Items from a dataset
--- BEGIN ---
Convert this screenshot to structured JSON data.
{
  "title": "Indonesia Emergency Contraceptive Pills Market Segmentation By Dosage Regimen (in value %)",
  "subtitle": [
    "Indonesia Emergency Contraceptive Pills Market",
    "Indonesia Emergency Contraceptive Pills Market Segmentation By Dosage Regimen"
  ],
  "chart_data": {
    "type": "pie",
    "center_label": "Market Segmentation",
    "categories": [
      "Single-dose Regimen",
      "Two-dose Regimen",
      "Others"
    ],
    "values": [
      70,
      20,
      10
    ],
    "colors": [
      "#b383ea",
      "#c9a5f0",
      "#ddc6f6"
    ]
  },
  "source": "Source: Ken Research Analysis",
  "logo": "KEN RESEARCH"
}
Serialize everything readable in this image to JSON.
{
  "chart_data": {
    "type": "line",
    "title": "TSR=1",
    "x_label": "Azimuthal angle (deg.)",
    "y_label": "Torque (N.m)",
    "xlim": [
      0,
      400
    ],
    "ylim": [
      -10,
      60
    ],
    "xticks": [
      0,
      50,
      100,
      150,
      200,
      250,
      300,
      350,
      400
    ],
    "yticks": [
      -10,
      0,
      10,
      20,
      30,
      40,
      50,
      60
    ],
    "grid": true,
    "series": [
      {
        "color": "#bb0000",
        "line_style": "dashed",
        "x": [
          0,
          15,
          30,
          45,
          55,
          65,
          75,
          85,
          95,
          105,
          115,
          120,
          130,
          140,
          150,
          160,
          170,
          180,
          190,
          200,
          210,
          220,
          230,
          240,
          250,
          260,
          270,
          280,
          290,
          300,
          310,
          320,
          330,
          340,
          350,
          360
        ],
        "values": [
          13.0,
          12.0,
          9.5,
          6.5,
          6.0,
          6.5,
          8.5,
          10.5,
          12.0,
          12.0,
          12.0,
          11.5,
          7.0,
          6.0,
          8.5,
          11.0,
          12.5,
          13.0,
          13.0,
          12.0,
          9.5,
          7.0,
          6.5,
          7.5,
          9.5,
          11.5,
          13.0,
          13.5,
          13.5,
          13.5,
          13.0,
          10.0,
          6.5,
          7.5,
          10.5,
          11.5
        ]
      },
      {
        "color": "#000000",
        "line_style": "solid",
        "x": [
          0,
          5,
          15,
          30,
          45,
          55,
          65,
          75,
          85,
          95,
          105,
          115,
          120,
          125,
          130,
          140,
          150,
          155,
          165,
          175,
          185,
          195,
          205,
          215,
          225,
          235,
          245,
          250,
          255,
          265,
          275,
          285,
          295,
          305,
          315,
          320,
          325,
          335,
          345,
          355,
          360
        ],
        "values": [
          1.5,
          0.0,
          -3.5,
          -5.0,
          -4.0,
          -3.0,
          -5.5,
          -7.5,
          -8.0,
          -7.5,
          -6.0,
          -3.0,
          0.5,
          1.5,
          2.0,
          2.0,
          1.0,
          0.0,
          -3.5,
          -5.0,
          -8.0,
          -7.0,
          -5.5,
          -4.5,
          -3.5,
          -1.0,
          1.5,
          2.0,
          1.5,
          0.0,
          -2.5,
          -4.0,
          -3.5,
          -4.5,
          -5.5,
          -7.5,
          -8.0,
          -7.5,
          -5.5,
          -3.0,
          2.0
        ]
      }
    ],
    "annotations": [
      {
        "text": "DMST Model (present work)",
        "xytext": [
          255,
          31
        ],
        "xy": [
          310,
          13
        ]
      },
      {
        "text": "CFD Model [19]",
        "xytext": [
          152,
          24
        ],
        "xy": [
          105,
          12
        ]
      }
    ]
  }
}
--- END ---
TO DO: From the records above, how many lines include the word "Model"? Only the number is wanted.

EXERCISE RESPONSE: 2